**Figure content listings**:
========

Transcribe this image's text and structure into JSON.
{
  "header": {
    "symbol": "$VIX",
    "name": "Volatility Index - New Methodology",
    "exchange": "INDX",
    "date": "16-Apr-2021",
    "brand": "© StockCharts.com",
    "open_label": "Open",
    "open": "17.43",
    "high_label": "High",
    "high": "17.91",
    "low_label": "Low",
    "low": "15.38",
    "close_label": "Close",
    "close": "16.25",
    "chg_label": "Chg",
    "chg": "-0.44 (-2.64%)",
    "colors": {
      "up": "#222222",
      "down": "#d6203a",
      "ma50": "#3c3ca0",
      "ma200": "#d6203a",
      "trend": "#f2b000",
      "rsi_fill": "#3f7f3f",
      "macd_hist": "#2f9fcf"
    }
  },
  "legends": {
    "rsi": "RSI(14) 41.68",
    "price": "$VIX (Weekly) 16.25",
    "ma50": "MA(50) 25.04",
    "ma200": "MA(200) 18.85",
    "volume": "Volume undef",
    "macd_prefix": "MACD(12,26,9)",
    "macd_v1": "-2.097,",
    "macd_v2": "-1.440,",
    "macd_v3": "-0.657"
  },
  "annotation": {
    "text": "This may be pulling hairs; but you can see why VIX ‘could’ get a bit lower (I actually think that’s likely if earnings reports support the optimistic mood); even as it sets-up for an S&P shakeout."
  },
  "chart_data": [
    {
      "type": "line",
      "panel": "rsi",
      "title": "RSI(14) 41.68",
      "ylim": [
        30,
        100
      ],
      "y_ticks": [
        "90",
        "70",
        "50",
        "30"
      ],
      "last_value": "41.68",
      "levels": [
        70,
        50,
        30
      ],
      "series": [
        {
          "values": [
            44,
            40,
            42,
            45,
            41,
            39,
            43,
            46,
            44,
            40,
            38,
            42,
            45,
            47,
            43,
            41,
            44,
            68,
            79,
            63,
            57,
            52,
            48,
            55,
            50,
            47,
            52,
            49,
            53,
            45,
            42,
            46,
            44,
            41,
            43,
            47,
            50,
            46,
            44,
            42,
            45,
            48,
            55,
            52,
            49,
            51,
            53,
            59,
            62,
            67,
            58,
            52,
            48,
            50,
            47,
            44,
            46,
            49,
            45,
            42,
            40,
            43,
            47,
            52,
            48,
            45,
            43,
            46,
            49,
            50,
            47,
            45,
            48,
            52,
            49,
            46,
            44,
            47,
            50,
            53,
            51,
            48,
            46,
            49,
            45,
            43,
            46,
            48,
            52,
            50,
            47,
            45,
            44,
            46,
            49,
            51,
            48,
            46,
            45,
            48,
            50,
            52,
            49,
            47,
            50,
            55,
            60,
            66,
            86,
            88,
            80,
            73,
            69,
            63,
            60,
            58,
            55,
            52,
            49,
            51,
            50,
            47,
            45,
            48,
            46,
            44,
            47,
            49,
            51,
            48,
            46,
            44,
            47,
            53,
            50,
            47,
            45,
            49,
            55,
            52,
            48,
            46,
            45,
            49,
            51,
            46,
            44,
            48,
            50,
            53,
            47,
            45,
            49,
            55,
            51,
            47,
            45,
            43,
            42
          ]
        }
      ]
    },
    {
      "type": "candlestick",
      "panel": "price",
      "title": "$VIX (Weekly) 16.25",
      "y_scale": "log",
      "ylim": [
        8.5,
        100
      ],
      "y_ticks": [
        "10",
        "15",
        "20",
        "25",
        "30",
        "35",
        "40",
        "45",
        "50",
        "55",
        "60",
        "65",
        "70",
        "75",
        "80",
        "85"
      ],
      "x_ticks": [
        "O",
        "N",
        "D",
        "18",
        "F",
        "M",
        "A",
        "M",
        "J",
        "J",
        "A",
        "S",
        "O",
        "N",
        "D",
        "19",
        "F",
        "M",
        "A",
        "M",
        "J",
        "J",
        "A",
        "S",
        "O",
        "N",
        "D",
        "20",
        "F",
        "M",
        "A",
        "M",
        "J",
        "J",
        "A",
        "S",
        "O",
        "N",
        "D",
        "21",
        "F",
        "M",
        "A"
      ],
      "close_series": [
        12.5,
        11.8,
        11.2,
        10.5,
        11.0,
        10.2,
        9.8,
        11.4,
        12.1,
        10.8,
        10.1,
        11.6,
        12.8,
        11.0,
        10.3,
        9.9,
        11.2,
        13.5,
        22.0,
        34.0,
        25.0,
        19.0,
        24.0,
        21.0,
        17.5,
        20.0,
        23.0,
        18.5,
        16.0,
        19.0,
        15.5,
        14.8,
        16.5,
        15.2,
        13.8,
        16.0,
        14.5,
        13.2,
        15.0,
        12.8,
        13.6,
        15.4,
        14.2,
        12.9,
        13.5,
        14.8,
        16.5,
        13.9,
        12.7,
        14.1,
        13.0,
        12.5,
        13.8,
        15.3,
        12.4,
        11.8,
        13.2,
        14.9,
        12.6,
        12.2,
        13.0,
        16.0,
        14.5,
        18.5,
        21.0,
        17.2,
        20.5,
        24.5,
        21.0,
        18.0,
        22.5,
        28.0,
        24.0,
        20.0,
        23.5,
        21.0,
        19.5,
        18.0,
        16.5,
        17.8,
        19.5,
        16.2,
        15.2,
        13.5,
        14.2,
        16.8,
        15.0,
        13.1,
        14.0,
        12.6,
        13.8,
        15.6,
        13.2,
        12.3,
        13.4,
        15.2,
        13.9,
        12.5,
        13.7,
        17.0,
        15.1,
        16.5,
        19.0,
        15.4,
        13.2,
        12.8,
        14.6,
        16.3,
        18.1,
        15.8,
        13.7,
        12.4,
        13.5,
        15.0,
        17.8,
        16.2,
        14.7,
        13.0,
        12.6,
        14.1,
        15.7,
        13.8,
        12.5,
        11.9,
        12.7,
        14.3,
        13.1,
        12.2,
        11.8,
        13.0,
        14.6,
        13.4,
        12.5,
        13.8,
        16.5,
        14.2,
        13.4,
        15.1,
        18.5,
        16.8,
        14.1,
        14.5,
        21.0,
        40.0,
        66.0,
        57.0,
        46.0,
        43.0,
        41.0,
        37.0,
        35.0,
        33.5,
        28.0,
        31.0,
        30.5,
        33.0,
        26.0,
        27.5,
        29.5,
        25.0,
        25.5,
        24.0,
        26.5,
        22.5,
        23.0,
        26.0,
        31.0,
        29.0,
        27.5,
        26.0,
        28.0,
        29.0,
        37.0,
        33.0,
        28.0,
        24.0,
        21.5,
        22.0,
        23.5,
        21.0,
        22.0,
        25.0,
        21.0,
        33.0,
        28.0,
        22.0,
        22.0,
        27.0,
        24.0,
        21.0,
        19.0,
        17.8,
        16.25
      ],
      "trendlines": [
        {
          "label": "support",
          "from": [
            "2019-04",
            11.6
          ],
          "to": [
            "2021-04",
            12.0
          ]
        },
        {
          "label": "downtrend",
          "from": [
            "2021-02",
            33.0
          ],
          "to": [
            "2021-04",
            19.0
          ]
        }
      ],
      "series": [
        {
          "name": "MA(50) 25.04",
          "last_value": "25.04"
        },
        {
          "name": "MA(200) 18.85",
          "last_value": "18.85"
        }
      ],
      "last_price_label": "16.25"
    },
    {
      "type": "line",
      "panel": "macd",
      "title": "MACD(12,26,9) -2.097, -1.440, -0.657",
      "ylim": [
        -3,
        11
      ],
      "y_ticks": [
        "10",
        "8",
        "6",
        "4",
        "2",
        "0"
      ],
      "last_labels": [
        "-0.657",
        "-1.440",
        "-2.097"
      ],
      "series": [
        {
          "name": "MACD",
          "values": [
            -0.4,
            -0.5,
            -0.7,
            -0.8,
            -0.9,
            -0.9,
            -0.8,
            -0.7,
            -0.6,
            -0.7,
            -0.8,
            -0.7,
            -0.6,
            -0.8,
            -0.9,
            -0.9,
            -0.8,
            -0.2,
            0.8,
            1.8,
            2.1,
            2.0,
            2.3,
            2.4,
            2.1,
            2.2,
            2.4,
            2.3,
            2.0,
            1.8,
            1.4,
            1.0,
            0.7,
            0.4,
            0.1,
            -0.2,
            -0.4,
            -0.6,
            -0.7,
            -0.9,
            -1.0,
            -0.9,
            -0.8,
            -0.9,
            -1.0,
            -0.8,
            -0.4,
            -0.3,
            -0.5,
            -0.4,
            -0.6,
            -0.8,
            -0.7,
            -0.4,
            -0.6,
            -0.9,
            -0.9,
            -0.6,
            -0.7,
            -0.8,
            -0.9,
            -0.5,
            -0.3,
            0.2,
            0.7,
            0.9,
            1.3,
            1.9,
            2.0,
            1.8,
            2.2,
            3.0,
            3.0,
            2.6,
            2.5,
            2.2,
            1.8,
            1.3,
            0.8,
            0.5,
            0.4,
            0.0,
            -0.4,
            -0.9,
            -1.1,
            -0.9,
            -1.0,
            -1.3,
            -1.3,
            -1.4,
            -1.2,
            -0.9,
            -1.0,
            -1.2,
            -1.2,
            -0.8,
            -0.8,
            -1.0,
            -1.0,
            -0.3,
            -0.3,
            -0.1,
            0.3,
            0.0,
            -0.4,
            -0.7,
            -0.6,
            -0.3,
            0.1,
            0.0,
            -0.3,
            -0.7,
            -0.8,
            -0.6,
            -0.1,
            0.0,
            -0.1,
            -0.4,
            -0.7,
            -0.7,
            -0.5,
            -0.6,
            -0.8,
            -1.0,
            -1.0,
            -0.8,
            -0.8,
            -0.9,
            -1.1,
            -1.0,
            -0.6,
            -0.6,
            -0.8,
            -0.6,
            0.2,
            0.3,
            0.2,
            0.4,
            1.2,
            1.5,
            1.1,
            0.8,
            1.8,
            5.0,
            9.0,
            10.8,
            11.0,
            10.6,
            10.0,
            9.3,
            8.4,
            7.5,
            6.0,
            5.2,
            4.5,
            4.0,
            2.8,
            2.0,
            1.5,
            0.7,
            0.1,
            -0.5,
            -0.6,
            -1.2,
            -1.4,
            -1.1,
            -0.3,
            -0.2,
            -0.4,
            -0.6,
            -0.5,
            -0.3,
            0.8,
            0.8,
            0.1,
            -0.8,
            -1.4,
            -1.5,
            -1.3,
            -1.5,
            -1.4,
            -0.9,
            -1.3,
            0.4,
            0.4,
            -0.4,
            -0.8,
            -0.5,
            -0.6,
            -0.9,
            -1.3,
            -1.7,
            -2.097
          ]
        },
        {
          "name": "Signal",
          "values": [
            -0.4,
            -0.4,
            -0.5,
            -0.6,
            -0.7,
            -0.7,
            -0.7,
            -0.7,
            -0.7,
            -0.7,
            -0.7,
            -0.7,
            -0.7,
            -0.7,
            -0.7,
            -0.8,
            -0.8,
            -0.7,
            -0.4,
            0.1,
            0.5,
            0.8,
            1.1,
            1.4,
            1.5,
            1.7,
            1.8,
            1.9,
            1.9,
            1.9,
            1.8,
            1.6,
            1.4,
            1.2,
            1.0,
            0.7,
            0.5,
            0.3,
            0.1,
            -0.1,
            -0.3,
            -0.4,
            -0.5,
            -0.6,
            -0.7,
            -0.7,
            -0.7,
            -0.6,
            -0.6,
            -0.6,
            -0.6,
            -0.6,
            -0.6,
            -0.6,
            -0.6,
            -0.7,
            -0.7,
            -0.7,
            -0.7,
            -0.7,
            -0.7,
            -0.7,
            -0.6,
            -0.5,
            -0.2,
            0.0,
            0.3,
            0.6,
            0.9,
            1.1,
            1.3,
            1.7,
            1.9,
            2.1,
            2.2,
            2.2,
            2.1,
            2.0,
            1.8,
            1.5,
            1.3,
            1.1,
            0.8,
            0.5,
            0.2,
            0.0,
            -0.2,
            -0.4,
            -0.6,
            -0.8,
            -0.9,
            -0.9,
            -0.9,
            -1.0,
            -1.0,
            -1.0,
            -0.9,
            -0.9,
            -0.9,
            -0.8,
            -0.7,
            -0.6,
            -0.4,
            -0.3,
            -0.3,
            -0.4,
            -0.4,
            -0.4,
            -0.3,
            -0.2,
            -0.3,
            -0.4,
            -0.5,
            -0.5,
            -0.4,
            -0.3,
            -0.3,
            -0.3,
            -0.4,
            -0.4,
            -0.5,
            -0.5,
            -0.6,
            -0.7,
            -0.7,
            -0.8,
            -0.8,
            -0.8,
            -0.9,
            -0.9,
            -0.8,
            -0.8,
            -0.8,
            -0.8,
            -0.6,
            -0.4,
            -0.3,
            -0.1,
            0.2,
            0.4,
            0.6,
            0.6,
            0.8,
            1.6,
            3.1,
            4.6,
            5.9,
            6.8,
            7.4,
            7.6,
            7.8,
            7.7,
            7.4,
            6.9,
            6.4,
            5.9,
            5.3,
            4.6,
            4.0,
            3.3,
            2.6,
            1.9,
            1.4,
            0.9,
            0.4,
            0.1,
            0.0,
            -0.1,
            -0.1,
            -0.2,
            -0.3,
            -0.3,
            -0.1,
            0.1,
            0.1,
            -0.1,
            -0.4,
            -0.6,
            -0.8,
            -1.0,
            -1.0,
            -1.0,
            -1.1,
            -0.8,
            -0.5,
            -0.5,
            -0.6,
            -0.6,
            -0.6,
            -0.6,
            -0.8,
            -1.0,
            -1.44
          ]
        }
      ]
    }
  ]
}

========

Write only the number of lines that include "title".

3